┌────────
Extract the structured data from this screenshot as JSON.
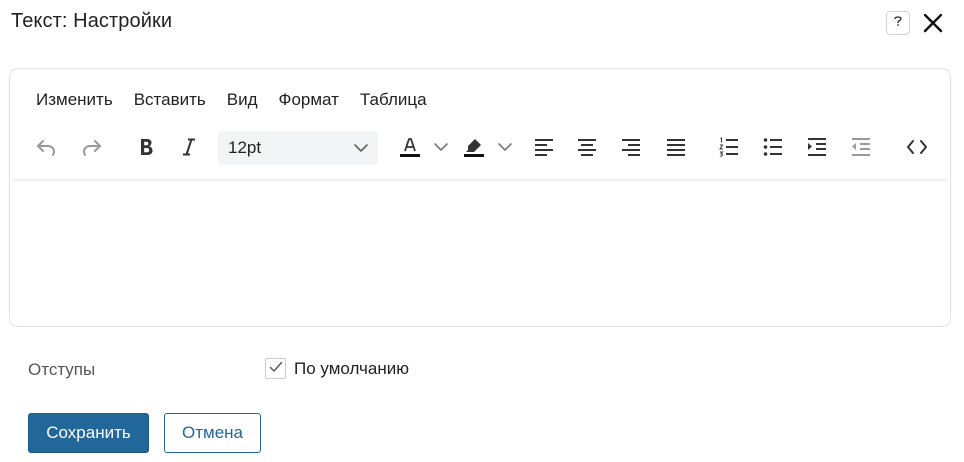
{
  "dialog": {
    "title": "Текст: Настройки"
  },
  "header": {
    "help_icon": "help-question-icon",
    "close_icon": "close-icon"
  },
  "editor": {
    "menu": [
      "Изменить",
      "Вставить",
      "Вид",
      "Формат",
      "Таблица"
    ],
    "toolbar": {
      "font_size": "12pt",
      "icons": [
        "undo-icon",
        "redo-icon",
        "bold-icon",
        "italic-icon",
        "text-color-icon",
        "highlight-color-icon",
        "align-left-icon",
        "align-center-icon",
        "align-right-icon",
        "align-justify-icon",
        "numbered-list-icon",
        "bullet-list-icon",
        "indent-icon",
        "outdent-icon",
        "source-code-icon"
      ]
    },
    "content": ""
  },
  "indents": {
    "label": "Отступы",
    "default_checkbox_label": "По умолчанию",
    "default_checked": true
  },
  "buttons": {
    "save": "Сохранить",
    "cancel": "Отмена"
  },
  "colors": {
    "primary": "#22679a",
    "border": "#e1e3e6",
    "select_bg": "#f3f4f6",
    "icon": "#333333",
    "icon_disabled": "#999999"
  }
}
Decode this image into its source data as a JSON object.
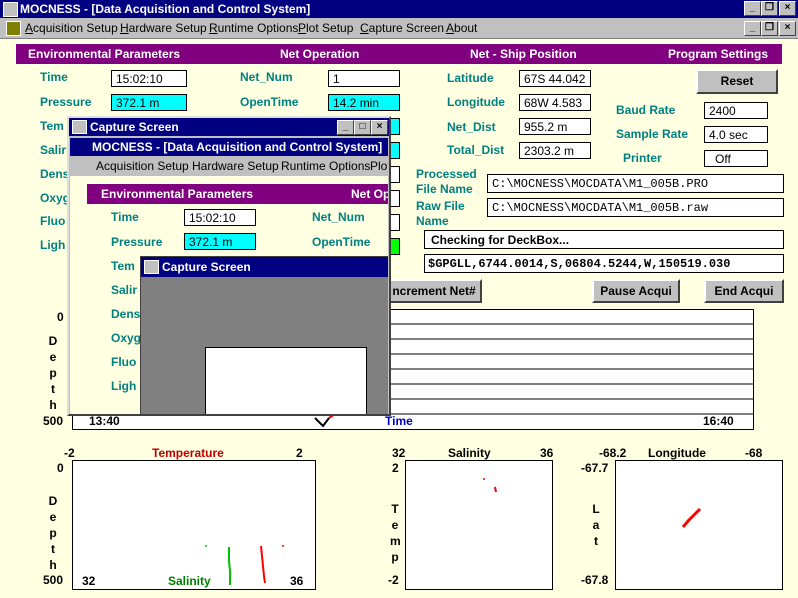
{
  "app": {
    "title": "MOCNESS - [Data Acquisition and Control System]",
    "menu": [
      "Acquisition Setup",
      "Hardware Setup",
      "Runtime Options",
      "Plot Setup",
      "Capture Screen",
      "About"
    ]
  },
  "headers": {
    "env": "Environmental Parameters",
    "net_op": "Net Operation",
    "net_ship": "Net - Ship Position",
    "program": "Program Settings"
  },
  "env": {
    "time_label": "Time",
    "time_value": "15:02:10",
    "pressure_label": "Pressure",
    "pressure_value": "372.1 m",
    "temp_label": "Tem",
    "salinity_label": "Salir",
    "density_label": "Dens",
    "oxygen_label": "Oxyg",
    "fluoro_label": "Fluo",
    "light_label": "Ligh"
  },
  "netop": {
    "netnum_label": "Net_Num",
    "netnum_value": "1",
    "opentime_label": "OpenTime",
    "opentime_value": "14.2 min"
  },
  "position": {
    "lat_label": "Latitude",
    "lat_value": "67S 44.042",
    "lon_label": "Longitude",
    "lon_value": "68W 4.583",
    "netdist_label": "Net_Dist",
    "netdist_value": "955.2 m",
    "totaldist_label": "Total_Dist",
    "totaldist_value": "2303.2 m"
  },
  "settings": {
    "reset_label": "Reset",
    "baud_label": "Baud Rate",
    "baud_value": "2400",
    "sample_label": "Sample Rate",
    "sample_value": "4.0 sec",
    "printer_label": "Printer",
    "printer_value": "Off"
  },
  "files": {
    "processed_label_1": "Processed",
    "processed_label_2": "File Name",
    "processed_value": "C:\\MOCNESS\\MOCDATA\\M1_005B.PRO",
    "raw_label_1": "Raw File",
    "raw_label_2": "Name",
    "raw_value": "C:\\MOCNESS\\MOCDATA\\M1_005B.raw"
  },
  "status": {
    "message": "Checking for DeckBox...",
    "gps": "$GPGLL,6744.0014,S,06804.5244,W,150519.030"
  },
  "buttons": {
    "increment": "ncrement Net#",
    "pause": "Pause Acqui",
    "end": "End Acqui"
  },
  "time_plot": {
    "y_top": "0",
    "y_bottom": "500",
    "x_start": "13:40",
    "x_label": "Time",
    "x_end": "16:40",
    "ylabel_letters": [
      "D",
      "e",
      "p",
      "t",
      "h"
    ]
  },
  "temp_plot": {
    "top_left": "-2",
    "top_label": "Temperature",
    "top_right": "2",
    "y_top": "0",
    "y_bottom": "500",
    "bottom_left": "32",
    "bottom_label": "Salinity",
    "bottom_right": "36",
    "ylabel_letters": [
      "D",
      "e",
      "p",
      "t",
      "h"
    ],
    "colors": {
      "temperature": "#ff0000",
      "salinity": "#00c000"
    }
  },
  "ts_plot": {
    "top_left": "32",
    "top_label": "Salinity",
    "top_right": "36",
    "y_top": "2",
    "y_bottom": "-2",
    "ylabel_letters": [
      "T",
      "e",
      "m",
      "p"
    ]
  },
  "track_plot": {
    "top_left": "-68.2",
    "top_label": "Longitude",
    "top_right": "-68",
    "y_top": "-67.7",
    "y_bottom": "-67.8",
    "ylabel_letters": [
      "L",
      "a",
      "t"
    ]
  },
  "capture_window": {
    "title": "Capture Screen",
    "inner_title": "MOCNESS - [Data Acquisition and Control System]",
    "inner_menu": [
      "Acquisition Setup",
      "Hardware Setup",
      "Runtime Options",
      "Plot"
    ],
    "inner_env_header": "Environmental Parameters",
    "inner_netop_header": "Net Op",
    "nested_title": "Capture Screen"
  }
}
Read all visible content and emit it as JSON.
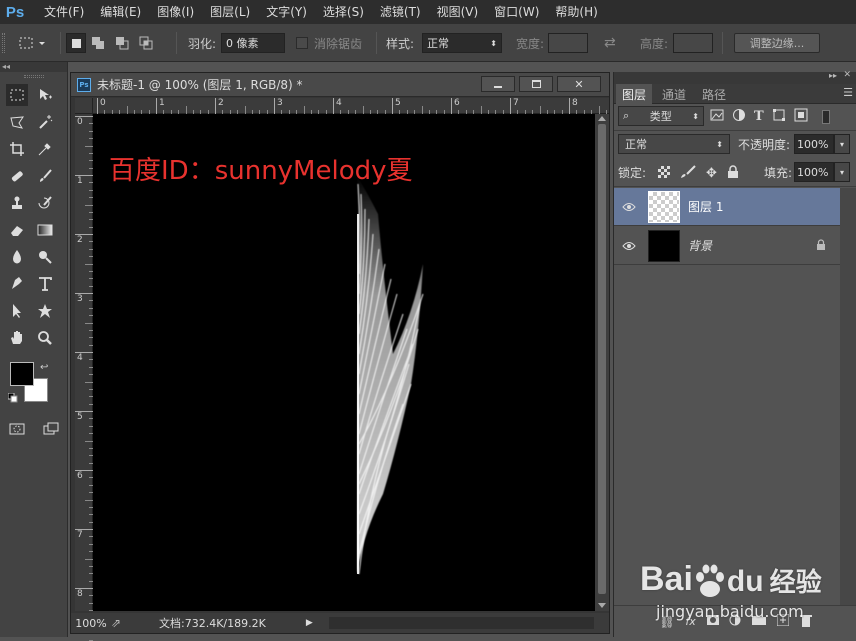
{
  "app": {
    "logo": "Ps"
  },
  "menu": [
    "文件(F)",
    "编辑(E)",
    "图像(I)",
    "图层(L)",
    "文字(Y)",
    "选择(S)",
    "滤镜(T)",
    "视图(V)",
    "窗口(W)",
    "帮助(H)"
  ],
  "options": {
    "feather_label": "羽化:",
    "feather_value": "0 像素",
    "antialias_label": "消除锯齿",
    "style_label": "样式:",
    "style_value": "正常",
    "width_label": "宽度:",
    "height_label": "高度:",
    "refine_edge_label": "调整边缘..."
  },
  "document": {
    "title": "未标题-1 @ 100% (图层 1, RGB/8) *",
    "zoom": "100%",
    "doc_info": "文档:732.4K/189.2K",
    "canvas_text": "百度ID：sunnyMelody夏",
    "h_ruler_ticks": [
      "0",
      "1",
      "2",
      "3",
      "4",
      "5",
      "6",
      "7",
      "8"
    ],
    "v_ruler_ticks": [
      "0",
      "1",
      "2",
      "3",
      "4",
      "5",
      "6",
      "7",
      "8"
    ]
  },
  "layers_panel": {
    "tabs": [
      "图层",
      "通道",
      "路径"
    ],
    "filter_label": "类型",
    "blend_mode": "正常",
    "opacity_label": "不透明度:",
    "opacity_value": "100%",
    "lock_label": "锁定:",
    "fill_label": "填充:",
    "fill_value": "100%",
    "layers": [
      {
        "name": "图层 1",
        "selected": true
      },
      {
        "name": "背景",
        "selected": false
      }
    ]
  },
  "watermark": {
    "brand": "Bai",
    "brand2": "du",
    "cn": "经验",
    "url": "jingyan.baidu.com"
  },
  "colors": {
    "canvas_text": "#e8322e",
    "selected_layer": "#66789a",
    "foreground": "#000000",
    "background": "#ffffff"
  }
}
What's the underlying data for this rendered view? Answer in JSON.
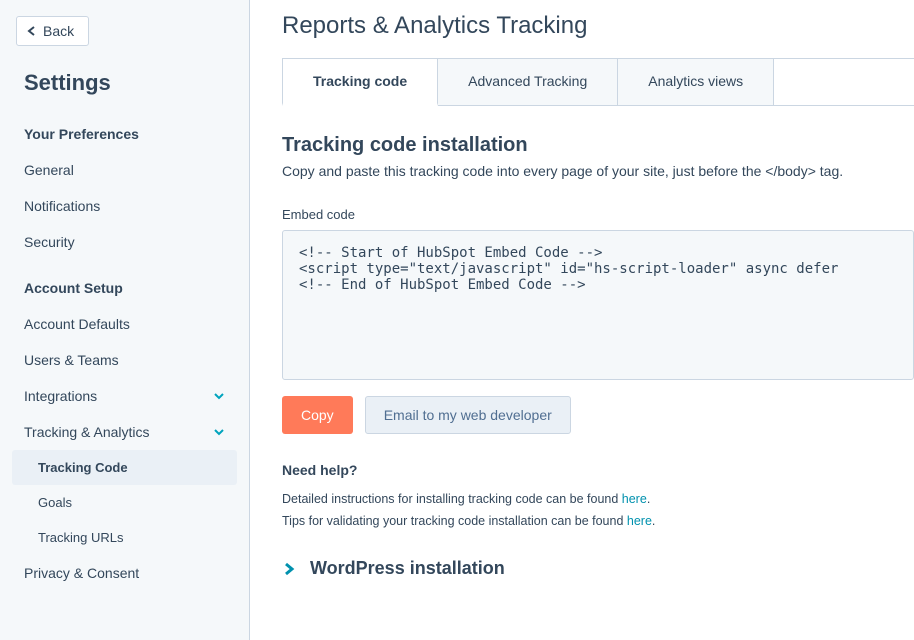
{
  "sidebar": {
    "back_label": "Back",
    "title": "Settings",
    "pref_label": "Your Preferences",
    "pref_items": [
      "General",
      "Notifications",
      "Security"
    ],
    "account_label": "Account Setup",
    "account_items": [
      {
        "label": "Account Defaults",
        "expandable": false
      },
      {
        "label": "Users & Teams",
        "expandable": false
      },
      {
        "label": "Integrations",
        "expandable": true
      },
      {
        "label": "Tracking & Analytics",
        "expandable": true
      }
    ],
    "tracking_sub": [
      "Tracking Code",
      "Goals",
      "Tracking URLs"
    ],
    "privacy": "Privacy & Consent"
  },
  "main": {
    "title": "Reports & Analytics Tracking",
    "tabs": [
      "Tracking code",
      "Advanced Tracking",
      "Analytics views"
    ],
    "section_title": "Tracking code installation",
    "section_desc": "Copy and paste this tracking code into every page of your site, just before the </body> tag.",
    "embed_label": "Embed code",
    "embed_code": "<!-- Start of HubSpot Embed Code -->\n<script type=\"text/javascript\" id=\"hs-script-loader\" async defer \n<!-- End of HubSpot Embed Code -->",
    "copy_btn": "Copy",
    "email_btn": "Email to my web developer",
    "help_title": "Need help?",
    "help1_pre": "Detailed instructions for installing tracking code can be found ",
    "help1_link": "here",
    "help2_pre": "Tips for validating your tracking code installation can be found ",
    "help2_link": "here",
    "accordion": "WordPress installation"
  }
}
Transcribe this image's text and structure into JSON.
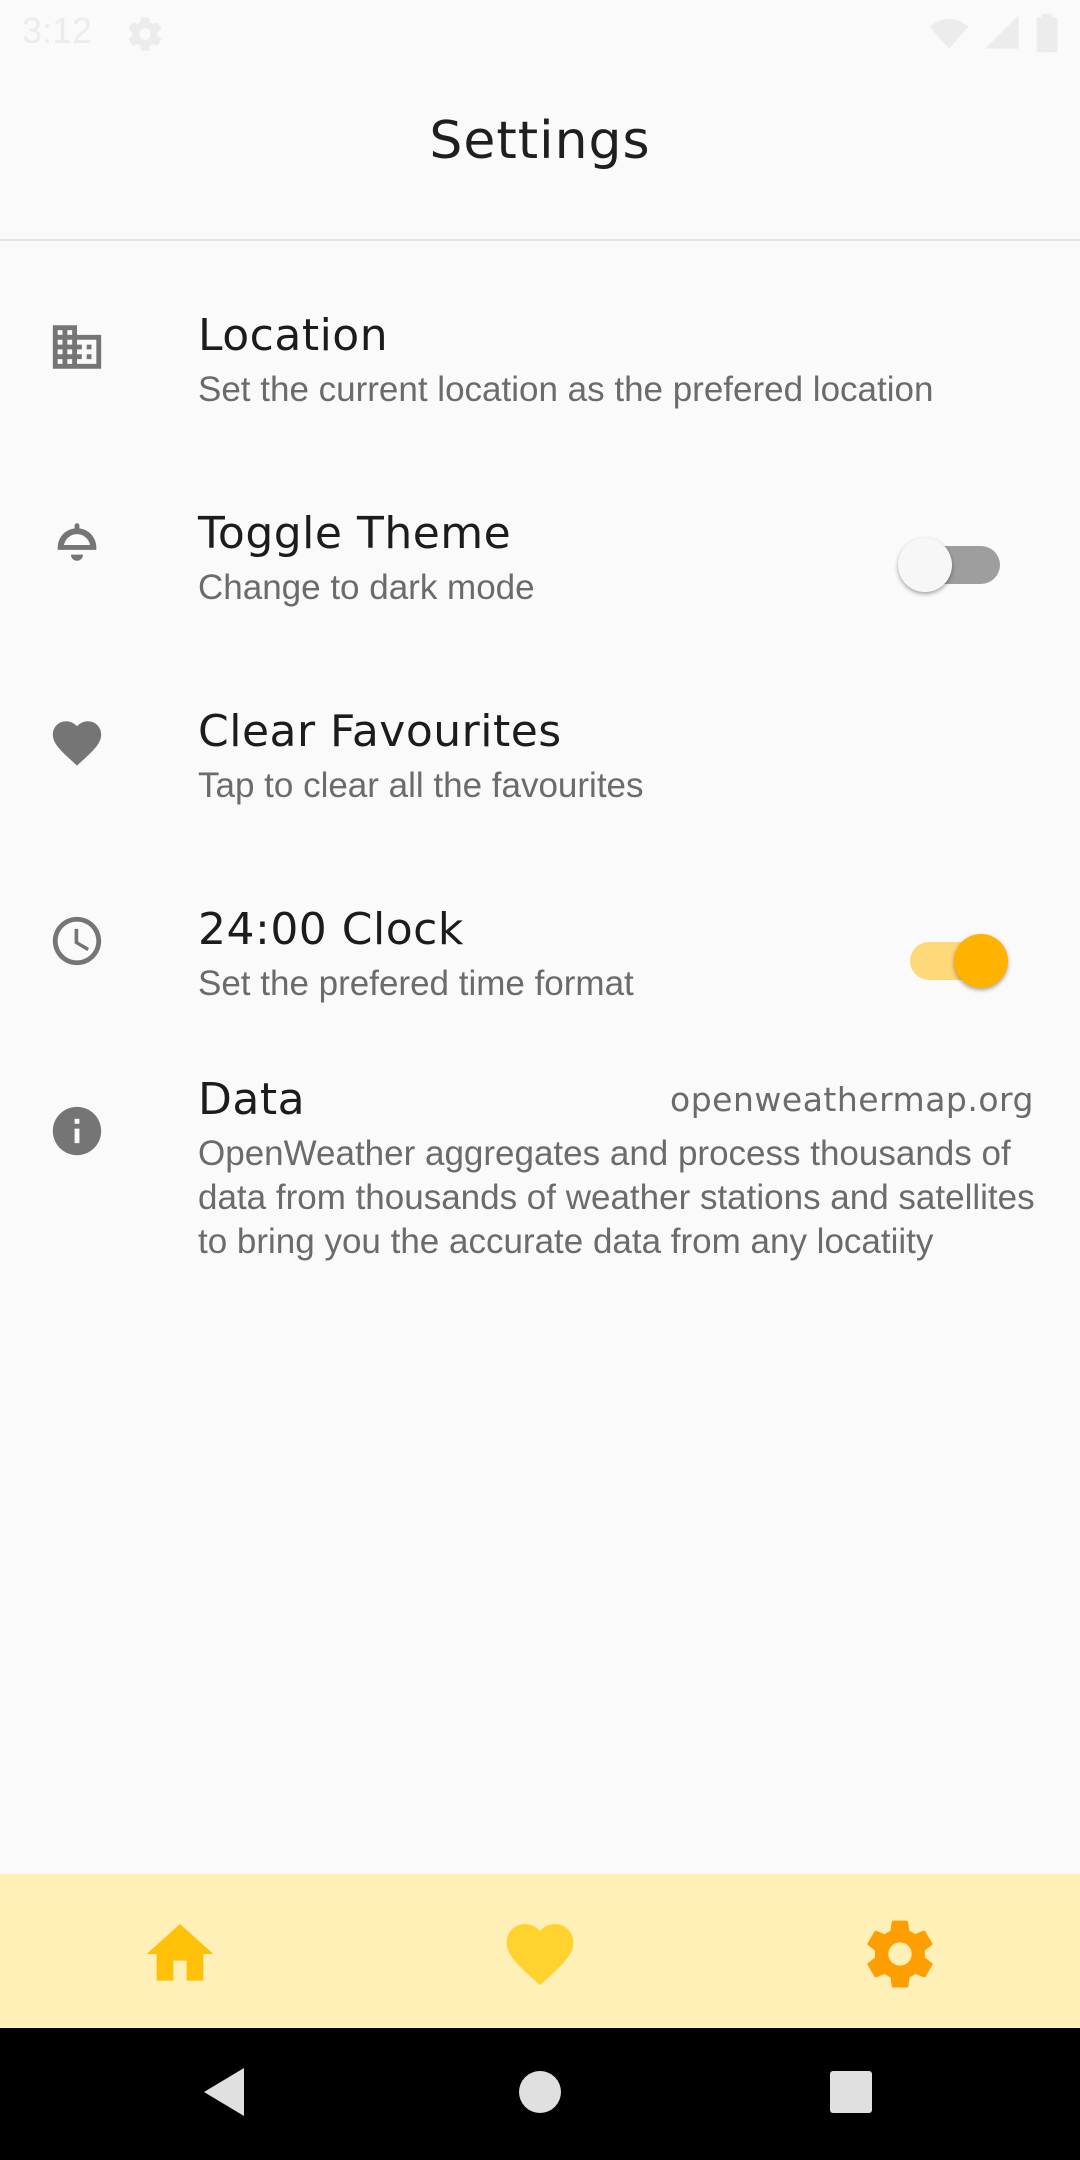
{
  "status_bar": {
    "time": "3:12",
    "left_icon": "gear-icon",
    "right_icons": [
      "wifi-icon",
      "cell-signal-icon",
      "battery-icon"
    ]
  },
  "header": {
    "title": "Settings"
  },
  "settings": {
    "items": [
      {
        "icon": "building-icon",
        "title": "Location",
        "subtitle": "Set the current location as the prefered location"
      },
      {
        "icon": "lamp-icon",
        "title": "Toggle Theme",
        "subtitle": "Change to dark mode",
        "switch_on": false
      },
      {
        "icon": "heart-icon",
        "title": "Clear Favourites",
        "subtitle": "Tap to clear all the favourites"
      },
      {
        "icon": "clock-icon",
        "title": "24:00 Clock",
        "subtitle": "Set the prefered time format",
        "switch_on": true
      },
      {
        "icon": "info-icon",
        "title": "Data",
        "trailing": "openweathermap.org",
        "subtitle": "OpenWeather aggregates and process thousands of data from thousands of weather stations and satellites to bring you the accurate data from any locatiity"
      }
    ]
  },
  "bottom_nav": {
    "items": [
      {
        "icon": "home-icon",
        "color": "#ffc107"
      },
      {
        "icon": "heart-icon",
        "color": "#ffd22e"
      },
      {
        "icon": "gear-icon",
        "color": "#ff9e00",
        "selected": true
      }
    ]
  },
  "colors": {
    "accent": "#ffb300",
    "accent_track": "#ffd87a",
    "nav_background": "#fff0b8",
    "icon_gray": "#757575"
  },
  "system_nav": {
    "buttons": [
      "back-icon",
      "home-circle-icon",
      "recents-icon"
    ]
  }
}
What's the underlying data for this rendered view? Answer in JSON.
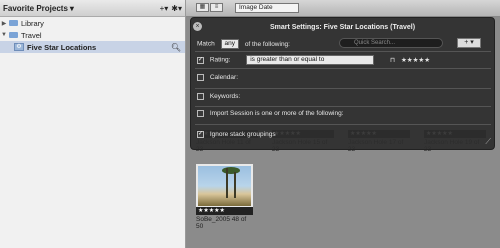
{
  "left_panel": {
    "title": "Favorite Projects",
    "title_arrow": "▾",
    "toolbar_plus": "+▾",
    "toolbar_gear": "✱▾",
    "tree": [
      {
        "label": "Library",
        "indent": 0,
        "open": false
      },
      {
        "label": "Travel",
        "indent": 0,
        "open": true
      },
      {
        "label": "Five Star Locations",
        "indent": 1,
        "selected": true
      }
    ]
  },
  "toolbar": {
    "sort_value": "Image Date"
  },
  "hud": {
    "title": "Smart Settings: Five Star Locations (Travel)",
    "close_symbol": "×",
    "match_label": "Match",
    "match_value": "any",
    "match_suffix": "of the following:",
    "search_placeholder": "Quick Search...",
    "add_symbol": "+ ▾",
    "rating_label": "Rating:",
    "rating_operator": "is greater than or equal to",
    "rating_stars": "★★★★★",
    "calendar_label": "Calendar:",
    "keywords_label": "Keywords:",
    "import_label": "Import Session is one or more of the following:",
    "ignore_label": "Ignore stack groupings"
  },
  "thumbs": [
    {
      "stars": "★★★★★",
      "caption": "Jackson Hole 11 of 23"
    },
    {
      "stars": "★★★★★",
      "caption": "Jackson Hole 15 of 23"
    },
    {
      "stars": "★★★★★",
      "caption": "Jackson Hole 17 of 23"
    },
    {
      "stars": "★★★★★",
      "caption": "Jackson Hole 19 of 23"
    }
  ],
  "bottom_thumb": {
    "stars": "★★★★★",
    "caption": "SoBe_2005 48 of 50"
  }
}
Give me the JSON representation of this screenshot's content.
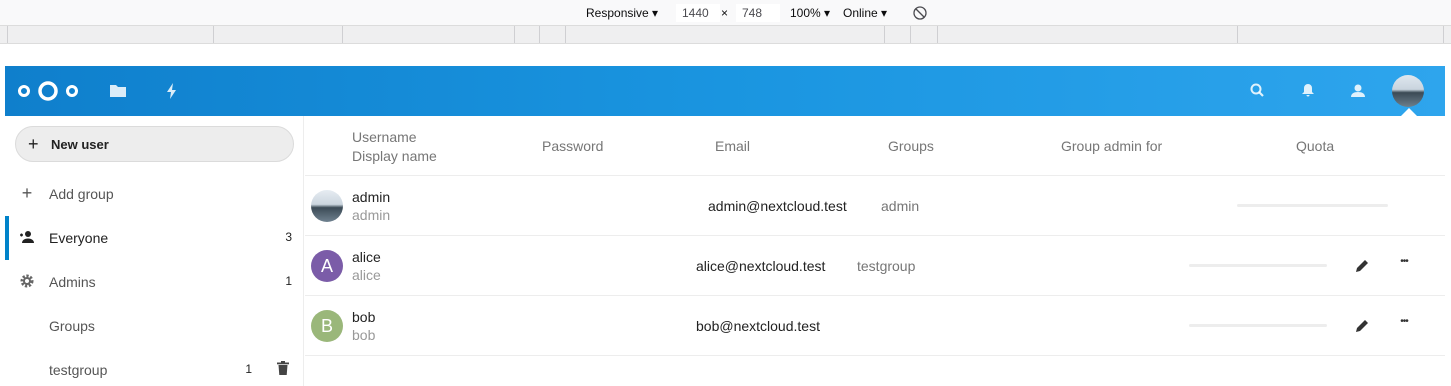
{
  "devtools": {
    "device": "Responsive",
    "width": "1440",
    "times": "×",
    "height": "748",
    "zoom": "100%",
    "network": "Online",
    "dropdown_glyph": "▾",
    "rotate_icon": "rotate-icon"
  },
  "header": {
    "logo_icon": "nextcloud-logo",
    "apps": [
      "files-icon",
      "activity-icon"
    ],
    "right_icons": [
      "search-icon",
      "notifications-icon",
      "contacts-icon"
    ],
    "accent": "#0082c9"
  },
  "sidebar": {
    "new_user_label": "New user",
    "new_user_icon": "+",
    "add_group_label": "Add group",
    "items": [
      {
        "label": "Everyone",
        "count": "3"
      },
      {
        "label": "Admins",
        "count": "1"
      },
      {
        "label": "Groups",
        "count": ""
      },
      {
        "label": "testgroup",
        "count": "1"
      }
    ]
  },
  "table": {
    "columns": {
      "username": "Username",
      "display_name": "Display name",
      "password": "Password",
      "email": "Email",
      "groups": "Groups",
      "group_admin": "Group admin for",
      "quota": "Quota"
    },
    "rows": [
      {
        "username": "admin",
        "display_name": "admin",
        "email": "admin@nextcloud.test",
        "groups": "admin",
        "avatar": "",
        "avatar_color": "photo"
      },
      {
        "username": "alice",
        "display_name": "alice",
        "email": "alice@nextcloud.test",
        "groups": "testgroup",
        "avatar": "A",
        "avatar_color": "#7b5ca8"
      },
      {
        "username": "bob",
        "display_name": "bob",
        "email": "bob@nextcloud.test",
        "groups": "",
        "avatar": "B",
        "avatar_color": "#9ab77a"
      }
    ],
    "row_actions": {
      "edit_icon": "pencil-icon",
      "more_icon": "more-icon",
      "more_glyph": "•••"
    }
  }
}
└────────
> [Stated problem] Pull out every line of the records that includes the string "Locations".

> [Problem solution]
        "label": "Five Star Locations",
    "title": "Smart Settings: Five Star Locations (Travel)",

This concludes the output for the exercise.